**Direction:**
A single number is the answer here: how many lines of the entries contain "Average"?

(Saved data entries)
--- Start ---
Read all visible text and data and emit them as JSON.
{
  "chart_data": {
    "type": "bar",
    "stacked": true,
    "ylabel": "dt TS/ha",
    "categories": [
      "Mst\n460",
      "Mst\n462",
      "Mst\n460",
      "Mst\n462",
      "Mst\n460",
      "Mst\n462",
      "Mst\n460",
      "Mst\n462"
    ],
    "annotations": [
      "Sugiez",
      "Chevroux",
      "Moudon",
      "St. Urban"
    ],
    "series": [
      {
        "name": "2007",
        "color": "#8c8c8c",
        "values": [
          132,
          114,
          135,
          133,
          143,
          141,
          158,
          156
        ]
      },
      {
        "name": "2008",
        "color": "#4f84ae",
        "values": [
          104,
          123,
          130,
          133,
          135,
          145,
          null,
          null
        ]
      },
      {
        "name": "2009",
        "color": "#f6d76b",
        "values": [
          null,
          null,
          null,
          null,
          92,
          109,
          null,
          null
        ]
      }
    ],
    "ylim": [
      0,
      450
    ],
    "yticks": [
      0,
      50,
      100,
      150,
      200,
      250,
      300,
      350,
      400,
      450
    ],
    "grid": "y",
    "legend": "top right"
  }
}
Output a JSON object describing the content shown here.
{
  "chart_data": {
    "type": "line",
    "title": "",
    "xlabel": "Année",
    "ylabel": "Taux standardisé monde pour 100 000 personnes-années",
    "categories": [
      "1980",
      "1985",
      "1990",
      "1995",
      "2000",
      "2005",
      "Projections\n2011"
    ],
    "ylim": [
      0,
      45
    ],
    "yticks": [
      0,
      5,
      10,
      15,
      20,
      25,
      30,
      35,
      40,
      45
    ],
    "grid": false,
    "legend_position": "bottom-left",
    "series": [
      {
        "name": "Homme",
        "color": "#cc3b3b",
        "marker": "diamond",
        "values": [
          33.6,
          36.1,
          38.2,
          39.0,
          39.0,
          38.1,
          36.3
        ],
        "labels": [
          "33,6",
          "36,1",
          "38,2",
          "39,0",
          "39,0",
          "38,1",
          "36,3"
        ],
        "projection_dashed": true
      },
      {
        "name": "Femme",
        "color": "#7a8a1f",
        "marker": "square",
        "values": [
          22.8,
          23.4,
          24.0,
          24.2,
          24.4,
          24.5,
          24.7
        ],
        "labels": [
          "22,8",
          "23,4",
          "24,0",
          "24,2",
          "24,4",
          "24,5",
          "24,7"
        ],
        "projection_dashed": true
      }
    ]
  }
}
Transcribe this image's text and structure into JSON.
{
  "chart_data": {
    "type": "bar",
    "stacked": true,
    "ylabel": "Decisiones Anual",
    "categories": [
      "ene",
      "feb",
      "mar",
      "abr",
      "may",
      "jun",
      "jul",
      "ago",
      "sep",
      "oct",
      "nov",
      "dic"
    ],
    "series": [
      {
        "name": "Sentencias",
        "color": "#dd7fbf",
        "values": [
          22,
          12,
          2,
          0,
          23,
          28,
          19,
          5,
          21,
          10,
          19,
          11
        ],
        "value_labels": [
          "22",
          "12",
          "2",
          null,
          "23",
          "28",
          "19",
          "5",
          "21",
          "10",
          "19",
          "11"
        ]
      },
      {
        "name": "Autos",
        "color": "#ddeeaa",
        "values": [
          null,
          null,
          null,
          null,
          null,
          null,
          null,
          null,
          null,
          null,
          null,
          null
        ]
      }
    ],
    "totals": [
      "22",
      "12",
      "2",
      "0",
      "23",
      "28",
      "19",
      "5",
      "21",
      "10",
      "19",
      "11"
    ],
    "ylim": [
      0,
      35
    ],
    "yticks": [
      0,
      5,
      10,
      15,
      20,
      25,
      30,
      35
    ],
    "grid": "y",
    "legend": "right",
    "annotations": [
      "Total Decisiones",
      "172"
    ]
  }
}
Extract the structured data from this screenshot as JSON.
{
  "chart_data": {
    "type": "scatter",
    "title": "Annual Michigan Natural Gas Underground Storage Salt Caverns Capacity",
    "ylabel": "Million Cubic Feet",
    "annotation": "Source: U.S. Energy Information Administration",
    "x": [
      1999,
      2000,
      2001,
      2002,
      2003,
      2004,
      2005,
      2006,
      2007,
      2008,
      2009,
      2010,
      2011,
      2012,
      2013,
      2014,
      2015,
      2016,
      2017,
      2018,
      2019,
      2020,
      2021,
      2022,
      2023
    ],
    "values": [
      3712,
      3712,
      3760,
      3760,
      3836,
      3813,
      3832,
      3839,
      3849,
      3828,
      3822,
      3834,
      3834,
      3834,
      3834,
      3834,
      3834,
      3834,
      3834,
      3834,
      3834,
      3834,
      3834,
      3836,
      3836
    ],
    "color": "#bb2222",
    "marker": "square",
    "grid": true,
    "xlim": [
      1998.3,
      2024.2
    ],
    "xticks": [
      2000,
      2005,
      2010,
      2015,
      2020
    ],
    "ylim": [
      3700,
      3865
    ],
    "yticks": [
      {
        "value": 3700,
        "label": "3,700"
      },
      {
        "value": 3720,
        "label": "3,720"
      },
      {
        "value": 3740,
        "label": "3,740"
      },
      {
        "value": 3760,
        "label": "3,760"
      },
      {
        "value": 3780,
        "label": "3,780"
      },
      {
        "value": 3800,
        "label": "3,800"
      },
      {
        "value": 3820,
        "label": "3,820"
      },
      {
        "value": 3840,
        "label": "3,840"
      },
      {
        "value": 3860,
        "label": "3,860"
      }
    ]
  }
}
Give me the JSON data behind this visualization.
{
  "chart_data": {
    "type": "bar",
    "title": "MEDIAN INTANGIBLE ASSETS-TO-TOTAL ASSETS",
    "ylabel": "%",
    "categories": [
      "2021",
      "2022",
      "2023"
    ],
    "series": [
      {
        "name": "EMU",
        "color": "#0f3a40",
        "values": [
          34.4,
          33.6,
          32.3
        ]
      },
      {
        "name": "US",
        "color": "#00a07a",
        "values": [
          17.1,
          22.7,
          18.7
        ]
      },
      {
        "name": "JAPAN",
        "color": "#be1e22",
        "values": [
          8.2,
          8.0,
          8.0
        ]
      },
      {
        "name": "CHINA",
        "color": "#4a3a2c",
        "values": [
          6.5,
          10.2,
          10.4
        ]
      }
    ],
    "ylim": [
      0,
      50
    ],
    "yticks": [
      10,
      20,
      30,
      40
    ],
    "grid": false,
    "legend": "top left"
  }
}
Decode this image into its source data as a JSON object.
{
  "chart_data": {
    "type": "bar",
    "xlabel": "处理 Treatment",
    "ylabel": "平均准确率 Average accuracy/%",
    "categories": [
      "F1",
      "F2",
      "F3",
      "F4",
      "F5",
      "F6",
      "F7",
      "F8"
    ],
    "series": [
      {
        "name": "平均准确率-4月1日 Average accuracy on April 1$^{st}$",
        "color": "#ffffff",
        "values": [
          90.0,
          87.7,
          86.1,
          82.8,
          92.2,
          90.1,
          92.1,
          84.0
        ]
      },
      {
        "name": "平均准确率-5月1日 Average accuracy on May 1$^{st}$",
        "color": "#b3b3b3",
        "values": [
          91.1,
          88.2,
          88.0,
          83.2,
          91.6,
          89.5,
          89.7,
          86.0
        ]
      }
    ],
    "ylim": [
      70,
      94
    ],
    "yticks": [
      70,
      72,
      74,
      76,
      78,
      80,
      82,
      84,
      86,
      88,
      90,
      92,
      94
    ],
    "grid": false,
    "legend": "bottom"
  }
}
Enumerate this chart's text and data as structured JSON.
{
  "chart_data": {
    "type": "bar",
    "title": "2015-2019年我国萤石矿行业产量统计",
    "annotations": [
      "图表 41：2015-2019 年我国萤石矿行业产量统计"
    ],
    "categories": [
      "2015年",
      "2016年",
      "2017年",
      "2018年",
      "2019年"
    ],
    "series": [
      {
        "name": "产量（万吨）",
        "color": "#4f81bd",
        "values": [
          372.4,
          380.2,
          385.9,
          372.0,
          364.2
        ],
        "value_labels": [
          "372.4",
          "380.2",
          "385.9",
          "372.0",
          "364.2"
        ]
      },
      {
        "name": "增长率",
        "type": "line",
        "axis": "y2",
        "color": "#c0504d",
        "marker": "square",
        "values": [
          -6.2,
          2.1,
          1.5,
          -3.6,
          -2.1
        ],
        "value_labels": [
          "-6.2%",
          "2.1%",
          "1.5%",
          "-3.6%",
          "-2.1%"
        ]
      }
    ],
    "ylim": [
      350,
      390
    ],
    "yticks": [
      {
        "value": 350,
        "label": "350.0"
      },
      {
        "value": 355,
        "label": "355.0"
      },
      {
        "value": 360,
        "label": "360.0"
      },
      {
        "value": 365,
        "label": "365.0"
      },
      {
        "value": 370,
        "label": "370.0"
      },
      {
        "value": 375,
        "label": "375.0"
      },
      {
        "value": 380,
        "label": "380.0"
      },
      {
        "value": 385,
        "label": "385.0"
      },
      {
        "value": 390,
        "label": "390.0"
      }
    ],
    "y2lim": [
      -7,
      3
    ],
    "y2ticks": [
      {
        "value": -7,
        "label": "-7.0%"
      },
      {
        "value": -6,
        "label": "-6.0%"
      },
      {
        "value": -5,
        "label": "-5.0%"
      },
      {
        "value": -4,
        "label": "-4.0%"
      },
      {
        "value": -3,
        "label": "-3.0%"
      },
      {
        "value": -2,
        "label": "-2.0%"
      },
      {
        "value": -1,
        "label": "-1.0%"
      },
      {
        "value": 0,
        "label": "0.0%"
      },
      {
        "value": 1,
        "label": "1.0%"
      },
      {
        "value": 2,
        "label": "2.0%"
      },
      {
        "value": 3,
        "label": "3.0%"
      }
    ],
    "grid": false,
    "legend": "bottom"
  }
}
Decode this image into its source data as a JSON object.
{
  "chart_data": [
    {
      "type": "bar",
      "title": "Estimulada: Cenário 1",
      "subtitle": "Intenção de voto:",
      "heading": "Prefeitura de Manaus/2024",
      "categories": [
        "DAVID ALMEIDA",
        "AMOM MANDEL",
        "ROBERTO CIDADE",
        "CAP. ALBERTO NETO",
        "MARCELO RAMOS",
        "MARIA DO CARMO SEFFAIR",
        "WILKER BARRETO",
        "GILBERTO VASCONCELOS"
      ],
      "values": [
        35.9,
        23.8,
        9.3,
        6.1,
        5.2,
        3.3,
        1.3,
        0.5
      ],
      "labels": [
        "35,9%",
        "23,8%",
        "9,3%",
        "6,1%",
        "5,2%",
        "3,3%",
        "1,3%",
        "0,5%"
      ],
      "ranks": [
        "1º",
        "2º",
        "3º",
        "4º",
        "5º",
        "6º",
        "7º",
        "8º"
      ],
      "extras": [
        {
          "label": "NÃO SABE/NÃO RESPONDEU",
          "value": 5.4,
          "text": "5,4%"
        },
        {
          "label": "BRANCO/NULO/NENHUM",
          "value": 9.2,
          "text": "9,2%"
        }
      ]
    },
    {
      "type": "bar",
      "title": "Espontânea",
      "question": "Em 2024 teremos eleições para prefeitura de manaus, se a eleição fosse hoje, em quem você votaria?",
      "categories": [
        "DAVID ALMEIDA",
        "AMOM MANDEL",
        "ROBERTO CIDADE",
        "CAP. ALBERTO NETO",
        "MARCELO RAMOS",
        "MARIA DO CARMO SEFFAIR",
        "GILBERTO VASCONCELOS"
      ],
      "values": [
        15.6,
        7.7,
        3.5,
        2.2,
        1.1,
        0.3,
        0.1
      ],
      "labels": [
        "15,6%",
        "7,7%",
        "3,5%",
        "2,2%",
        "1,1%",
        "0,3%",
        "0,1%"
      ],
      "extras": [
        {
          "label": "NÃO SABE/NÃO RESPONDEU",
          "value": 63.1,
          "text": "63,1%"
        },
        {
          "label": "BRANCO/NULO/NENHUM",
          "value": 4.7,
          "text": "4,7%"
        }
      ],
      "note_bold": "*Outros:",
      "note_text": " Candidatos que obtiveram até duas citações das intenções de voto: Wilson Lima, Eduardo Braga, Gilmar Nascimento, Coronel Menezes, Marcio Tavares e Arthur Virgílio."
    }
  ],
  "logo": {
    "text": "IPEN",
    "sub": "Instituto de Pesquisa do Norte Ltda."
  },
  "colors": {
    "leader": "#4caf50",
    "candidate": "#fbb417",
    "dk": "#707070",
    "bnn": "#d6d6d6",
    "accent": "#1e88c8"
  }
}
--- End ---
**Reply to the exercise:**
3